▶ _What to do_: Please reproduce every record, keeping each one exactly as written.

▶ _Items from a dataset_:
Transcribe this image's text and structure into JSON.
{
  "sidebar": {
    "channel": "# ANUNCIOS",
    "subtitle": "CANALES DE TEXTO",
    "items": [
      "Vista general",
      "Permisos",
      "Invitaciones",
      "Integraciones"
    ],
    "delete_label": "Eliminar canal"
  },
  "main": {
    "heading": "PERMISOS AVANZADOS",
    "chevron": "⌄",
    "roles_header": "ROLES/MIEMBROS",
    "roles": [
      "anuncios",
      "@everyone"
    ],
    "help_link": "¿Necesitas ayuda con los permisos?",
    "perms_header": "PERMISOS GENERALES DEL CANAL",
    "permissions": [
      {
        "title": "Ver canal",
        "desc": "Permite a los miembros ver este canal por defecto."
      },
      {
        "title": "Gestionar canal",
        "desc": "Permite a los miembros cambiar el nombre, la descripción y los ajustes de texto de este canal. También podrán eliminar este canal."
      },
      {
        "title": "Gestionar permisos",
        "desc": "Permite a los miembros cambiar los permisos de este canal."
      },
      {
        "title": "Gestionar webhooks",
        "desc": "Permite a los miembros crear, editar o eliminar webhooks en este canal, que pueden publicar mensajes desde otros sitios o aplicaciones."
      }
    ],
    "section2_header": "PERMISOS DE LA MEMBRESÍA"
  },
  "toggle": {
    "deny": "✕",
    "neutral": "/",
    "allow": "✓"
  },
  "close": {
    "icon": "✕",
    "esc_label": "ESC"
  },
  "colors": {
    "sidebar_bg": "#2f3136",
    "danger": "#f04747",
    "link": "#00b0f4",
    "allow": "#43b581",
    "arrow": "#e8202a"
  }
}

▶ _The response_:
Transcribe this image's text and structure into JSON.
{
  "sidebar": {
    "channel": "# ANUNCIOS",
    "subtitle": "CANALES DE TEXTO",
    "items": [
      "Vista general",
      "Permisos",
      "Invitaciones",
      "Integraciones"
    ],
    "delete_label": "Eliminar canal"
  },
  "main": {
    "heading": "PERMISOS AVANZADOS",
    "chevron": "⌄",
    "roles_header": "ROLES/MIEMBROS",
    "roles": [
      "anuncios",
      "@everyone"
    ],
    "help_link": "¿Necesitas ayuda con los permisos?",
    "perms_header": "PERMISOS GENERALES DEL CANAL",
    "permissions": [
      {
        "title": "Ver canal",
        "desc": "Permite a los miembros ver este canal por defecto."
      },
      {
        "title": "Gestionar canal",
        "desc": "Permite a los miembros cambiar el nombre, la descripción y los ajustes de texto de este canal. También podrán eliminar este canal."
      },
      {
        "title": "Gestionar permisos",
        "desc": "Permite a los miembros cambiar los permisos de este canal."
      },
      {
        "title": "Gestionar webhooks",
        "desc": "Permite a los miembros crear, editar o eliminar webhooks en este canal, que pueden publicar mensajes desde otros sitios o aplicaciones."
      }
    ],
    "section2_header": "PERMISOS DE LA MEMBRESÍA"
  },
  "toggle": {
    "deny": "✕",
    "neutral": "/",
    "allow": "✓"
  },
  "close": {
    "icon": "✕",
    "esc_label": "ESC"
  },
  "colors": {
    "sidebar_bg": "#2f3136",
    "danger": "#f04747",
    "link": "#00b0f4",
    "allow": "#43b581",
    "arrow": "#e8202a"
  }
}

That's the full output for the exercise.